WRITTEN TASK -
Extract, exactly as written, all lines of the material below from the line that includes "OCR this image." through its last line.

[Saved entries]
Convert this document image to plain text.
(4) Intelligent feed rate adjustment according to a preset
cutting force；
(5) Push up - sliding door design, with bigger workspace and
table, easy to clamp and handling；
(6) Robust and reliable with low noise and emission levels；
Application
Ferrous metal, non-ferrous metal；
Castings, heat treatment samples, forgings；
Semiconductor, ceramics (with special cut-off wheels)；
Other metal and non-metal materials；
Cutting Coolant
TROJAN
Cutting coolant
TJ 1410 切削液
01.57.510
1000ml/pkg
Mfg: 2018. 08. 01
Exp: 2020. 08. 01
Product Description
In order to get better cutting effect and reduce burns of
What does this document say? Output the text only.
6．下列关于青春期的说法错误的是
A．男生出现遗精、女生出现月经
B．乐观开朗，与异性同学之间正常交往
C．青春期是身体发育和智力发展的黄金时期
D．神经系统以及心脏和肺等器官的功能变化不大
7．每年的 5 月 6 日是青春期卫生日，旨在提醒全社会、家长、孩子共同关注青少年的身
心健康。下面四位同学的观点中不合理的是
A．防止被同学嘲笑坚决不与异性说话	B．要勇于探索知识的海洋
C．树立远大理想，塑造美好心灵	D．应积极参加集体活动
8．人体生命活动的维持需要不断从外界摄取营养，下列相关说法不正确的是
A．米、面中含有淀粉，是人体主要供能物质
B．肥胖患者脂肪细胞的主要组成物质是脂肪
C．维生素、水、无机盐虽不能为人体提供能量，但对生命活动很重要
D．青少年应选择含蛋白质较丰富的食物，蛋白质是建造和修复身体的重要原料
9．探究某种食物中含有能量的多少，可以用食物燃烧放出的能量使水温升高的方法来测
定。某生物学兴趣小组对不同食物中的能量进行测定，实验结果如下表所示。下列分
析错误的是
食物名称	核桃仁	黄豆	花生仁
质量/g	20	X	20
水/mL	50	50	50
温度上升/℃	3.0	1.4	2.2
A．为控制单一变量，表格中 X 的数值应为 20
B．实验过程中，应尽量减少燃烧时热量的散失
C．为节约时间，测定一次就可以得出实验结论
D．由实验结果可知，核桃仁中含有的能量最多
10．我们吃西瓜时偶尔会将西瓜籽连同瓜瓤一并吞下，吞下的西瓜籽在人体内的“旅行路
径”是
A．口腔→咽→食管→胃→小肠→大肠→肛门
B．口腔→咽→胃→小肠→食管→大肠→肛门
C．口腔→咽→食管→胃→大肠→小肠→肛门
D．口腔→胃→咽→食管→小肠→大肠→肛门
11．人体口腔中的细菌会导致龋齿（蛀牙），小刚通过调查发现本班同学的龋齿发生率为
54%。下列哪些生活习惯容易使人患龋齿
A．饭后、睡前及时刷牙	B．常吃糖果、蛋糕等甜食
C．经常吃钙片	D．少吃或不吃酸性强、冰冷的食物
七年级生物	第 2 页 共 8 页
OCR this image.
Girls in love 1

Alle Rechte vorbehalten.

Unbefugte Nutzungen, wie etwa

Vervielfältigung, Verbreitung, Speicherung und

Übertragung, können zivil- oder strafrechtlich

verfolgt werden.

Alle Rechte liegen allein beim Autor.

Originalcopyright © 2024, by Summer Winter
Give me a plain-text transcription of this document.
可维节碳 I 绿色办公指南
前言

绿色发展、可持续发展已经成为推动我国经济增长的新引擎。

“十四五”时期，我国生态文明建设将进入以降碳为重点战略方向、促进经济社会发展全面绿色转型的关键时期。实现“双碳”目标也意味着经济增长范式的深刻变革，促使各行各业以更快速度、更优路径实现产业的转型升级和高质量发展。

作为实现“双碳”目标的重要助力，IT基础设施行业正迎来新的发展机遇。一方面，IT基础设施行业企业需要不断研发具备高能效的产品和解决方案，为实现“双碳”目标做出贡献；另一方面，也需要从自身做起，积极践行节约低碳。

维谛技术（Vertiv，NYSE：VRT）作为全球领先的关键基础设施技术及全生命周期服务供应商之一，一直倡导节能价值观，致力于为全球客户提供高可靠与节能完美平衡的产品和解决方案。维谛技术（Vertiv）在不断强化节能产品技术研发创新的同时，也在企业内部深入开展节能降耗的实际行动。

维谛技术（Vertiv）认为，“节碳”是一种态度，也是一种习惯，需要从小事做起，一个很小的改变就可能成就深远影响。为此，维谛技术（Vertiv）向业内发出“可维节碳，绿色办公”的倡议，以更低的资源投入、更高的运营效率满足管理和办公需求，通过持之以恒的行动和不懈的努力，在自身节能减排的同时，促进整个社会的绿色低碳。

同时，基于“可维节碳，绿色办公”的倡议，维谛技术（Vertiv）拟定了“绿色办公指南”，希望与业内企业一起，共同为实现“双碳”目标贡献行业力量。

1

COMPLETED EXERCISE -
OCR this image.
Girls in love 1

Alle Rechte vorbehalten.

Unbefugte Nutzungen, wie etwa

Vervielfältigung, Verbreitung, Speicherung und

Übertragung, können zivil- oder strafrechtlich

verfolgt werden.

Alle Rechte liegen allein beim Autor.

Originalcopyright © 2024, by Summer Winter
Give me a plain-text transcription of this document.
可维节碳 I 绿色办公指南
前言

绿色发展、可持续发展已经成为推动我国经济增长的新引擎。

“十四五”时期，我国生态文明建设将进入以降碳为重点战略方向、促进经济社会发展全面绿色转型的关键时期。实现“双碳”目标也意味着经济增长范式的深刻变革，促使各行各业以更快速度、更优路径实现产业的转型升级和高质量发展。

作为实现“双碳”目标的重要助力，IT基础设施行业正迎来新的发展机遇。一方面，IT基础设施行业企业需要不断研发具备高能效的产品和解决方案，为实现“双碳”目标做出贡献；另一方面，也需要从自身做起，积极践行节约低碳。

维谛技术（Vertiv，NYSE：VRT）作为全球领先的关键基础设施技术及全生命周期服务供应商之一，一直倡导节能价值观，致力于为全球客户提供高可靠与节能完美平衡的产品和解决方案。维谛技术（Vertiv）在不断强化节能产品技术研发创新的同时，也在企业内部深入开展节能降耗的实际行动。

维谛技术（Vertiv）认为，“节碳”是一种态度，也是一种习惯，需要从小事做起，一个很小的改变就可能成就深远影响。为此，维谛技术（Vertiv）向业内发出“可维节碳，绿色办公”的倡议，以更低的资源投入、更高的运营效率满足管理和办公需求，通过持之以恒的行动和不懈的努力，在自身节能减排的同时，促进整个社会的绿色低碳。

同时，基于“可维节碳，绿色办公”的倡议，维谛技术（Vertiv）拟定了“绿色办公指南”，希望与业内企业一起，共同为实现“双碳”目标贡献行业力量。

1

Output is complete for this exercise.